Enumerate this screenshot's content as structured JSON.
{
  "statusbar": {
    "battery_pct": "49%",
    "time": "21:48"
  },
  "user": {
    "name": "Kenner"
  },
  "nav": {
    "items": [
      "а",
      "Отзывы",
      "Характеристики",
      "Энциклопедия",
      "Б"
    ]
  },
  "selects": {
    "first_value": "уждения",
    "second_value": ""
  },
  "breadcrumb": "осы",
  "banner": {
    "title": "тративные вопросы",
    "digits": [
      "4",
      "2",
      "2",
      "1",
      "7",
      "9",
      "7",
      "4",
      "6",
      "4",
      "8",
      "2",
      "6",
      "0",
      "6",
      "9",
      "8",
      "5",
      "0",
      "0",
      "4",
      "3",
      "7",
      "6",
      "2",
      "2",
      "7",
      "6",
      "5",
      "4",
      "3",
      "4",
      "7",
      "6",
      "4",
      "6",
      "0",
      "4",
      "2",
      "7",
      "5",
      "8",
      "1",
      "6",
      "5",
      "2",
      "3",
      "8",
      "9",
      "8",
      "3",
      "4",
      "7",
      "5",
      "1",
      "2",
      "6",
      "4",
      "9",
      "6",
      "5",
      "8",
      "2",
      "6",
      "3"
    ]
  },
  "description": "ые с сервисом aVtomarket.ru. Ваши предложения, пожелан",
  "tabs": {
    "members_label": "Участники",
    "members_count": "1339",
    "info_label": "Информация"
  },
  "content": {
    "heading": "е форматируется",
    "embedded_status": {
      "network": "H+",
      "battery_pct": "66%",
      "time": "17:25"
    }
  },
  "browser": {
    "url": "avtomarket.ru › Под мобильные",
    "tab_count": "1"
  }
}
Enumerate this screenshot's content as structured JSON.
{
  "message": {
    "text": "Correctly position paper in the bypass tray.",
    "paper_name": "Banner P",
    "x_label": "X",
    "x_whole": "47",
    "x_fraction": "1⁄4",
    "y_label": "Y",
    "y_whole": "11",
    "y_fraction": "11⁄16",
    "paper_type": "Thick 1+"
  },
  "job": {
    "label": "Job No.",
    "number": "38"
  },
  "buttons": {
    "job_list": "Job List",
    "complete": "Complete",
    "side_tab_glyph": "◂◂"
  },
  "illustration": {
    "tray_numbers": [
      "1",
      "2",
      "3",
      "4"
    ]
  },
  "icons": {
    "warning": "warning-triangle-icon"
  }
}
★ ★ ★ ★
- _What needs to be done_: Copy out all of the records above with nothing altered.

- _Exercise result_:
Enumerate this screenshot's content as structured JSON.
{
  "statusbar": {
    "battery_pct": "49%",
    "time": "21:48"
  },
  "user": {
    "name": "Kenner"
  },
  "nav": {
    "items": [
      "а",
      "Отзывы",
      "Характеристики",
      "Энциклопедия",
      "Б"
    ]
  },
  "selects": {
    "first_value": "уждения",
    "second_value": ""
  },
  "breadcrumb": "осы",
  "banner": {
    "title": "тративные вопросы",
    "digits": [
      "4",
      "2",
      "2",
      "1",
      "7",
      "9",
      "7",
      "4",
      "6",
      "4",
      "8",
      "2",
      "6",
      "0",
      "6",
      "9",
      "8",
      "5",
      "0",
      "0",
      "4",
      "3",
      "7",
      "6",
      "2",
      "2",
      "7",
      "6",
      "5",
      "4",
      "3",
      "4",
      "7",
      "6",
      "4",
      "6",
      "0",
      "4",
      "2",
      "7",
      "5",
      "8",
      "1",
      "6",
      "5",
      "2",
      "3",
      "8",
      "9",
      "8",
      "3",
      "4",
      "7",
      "5",
      "1",
      "2",
      "6",
      "4",
      "9",
      "6",
      "5",
      "8",
      "2",
      "6",
      "3"
    ]
  },
  "description": "ые с сервисом aVtomarket.ru. Ваши предложения, пожелан",
  "tabs": {
    "members_label": "Участники",
    "members_count": "1339",
    "info_label": "Информация"
  },
  "content": {
    "heading": "е форматируется",
    "embedded_status": {
      "network": "H+",
      "battery_pct": "66%",
      "time": "17:25"
    }
  },
  "browser": {
    "url": "avtomarket.ru › Под мобильные",
    "tab_count": "1"
  }
}
Enumerate this screenshot's content as structured JSON.
{
  "message": {
    "text": "Correctly position paper in the bypass tray.",
    "paper_name": "Banner P",
    "x_label": "X",
    "x_whole": "47",
    "x_fraction": "1⁄4",
    "y_label": "Y",
    "y_whole": "11",
    "y_fraction": "11⁄16",
    "paper_type": "Thick 1+"
  },
  "job": {
    "label": "Job No.",
    "number": "38"
  },
  "buttons": {
    "job_list": "Job List",
    "complete": "Complete",
    "side_tab_glyph": "◂◂"
  },
  "illustration": {
    "tray_numbers": [
      "1",
      "2",
      "3",
      "4"
    ]
  },
  "icons": {
    "warning": "warning-triangle-icon"
  }
}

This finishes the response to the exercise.